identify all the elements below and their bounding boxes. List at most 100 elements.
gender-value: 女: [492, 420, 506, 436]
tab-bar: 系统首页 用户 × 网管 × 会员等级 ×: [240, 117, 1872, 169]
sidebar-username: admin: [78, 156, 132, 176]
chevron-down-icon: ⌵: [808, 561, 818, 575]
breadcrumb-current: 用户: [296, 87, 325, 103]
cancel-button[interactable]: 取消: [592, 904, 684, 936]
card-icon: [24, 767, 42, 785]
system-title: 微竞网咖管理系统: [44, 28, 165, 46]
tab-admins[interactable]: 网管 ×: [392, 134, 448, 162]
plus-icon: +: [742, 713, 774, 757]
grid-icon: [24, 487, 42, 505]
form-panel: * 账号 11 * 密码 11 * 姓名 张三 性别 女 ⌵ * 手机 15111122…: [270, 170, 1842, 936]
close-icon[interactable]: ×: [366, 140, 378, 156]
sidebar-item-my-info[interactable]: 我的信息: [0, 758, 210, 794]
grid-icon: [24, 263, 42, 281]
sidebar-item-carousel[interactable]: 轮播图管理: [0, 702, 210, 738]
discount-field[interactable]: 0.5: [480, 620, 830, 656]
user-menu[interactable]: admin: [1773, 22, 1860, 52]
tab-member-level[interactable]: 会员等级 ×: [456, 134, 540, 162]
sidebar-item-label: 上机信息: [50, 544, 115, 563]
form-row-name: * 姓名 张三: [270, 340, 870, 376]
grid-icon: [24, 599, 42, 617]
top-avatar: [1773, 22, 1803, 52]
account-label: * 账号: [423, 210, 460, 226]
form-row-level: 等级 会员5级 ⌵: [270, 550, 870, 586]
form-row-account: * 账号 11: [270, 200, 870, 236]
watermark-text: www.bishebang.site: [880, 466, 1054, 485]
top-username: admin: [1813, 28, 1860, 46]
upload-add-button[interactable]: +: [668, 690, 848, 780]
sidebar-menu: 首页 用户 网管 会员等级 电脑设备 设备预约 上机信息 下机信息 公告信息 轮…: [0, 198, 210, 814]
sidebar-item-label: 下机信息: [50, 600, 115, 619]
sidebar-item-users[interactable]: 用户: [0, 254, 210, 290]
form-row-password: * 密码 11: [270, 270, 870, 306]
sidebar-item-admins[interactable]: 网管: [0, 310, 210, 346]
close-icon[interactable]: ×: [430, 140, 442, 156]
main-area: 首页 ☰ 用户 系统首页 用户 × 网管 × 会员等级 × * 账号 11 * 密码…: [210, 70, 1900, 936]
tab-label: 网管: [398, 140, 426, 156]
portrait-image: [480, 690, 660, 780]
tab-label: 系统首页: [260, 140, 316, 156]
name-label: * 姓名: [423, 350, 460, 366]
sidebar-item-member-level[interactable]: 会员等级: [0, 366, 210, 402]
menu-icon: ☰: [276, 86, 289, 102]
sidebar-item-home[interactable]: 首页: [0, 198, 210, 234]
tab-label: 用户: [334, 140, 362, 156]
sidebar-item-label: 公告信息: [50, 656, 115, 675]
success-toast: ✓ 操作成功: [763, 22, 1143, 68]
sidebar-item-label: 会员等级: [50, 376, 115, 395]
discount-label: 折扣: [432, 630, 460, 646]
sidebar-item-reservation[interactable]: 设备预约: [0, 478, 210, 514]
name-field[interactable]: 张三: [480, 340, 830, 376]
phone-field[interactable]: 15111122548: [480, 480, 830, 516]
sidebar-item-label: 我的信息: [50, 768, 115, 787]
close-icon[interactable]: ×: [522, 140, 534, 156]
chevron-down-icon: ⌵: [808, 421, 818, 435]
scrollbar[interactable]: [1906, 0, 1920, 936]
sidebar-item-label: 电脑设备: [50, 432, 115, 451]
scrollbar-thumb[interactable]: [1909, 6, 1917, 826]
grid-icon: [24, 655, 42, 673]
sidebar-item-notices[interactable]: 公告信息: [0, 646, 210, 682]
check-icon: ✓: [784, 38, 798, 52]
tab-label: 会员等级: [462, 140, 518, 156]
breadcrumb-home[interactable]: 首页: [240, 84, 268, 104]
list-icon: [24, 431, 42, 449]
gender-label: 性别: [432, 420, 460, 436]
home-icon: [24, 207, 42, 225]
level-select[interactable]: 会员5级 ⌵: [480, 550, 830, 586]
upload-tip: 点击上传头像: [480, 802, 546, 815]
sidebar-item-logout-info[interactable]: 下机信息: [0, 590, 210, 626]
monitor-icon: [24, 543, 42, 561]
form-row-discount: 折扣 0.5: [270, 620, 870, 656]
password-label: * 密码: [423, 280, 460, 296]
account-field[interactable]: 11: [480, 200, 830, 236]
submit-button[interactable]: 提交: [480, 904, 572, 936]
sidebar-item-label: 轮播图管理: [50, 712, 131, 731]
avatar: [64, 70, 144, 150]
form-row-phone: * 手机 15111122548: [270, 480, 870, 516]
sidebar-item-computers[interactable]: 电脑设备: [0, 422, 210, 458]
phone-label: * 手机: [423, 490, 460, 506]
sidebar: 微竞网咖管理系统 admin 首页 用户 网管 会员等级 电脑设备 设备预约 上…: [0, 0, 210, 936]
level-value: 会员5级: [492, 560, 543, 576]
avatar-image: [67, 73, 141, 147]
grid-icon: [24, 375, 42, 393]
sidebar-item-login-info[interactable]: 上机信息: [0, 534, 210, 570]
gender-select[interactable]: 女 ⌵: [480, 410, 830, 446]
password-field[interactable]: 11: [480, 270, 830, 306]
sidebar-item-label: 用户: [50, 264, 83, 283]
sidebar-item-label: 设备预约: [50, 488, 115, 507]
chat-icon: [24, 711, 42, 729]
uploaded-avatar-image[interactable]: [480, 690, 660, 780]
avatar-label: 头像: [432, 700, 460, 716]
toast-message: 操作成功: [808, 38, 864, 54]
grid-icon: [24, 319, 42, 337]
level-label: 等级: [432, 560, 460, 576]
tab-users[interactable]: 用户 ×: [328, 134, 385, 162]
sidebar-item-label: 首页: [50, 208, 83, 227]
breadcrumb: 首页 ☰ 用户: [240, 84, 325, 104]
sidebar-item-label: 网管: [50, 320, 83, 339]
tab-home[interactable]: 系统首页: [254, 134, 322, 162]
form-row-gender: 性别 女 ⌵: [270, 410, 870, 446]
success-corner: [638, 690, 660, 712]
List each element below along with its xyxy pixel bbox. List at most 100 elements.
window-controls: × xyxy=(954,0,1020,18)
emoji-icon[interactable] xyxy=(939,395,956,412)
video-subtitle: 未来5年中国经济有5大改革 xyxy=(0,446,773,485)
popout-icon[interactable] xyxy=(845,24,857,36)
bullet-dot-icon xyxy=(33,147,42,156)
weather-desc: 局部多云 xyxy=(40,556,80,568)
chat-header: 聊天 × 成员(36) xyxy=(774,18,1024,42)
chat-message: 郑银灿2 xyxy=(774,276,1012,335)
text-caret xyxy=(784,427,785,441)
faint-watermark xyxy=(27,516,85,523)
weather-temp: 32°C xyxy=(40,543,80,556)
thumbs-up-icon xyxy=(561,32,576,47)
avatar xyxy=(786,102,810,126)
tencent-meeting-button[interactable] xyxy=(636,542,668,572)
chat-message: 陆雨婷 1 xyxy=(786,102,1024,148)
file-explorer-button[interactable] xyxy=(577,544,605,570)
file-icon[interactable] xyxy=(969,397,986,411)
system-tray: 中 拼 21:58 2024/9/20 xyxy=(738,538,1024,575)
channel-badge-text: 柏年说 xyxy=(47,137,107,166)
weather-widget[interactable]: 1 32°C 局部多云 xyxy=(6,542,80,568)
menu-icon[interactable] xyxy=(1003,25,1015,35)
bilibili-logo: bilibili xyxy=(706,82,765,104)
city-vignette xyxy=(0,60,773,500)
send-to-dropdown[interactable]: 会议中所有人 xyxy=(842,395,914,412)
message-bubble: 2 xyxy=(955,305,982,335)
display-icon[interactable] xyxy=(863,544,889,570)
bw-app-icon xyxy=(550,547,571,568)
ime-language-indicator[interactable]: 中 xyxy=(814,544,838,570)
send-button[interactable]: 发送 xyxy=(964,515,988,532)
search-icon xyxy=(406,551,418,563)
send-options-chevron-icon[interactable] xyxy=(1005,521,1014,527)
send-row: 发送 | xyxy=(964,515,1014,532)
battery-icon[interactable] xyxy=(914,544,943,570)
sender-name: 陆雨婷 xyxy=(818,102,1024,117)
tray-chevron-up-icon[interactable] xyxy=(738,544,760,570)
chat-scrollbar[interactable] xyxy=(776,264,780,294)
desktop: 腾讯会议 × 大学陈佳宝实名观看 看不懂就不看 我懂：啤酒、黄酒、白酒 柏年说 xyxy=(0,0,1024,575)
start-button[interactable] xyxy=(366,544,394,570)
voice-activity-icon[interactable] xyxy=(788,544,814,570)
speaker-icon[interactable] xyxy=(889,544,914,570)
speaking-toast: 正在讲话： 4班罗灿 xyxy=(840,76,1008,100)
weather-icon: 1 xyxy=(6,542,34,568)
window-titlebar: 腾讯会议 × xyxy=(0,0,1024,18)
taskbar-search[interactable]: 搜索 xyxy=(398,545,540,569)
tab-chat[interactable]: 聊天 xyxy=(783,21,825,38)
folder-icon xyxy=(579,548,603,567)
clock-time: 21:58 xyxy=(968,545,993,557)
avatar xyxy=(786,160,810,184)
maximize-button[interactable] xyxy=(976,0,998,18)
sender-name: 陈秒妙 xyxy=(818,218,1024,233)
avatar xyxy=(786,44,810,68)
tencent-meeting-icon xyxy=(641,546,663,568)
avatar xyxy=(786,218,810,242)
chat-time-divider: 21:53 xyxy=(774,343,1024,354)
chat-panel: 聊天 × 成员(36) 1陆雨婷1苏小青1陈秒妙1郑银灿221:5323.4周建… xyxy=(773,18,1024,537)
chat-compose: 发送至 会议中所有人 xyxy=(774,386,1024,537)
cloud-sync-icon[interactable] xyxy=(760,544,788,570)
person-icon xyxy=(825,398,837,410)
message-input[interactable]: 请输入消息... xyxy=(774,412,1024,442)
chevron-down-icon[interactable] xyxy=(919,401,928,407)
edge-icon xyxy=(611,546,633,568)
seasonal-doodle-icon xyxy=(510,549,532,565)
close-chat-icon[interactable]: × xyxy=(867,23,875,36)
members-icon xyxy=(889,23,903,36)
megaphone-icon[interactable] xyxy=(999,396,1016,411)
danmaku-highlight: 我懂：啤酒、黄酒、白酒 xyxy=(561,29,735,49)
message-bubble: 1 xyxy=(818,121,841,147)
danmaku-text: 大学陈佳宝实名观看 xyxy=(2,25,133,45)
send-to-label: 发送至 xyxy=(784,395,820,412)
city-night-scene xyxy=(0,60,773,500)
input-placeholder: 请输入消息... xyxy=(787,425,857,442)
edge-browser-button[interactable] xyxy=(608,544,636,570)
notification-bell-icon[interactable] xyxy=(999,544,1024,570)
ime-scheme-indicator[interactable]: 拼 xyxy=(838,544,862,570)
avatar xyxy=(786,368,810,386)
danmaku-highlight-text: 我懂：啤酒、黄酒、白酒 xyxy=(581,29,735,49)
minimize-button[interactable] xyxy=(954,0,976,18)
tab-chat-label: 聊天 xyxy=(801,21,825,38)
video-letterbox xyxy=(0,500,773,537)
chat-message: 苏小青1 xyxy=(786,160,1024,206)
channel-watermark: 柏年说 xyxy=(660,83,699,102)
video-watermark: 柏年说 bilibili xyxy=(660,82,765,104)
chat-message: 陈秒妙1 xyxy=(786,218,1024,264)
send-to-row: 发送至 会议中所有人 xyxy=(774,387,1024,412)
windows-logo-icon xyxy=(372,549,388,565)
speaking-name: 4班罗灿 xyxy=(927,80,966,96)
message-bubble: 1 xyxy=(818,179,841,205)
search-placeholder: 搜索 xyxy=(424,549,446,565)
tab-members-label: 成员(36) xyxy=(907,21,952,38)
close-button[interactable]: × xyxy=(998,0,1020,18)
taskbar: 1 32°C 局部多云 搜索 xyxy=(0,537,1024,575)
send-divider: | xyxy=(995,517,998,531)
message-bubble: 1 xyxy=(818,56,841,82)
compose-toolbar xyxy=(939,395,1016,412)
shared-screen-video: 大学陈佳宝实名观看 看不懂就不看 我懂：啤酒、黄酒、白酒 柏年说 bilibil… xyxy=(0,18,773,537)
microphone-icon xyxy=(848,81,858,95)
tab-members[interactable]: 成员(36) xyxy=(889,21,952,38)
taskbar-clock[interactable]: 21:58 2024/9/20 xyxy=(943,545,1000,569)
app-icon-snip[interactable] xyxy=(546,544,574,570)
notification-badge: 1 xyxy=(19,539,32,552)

● ● ● ● ●

- _What the task requires_:
Write out, word for word, the lines above from the first one through the line containing "system-title: 微竞网咖管理系统: [44, 28, 165, 46]", including both.

- _Finished task_:
identify all the elements below and their bounding boxes. List at most 100 elements.
gender-value: 女: [492, 420, 506, 436]
tab-bar: 系统首页 用户 × 网管 × 会员等级 ×: [240, 117, 1872, 169]
sidebar-username: admin: [78, 156, 132, 176]
chevron-down-icon: ⌵: [808, 561, 818, 575]
breadcrumb-current: 用户: [296, 87, 325, 103]
cancel-button[interactable]: 取消: [592, 904, 684, 936]
card-icon: [24, 767, 42, 785]
system-title: 微竞网咖管理系统: [44, 28, 165, 46]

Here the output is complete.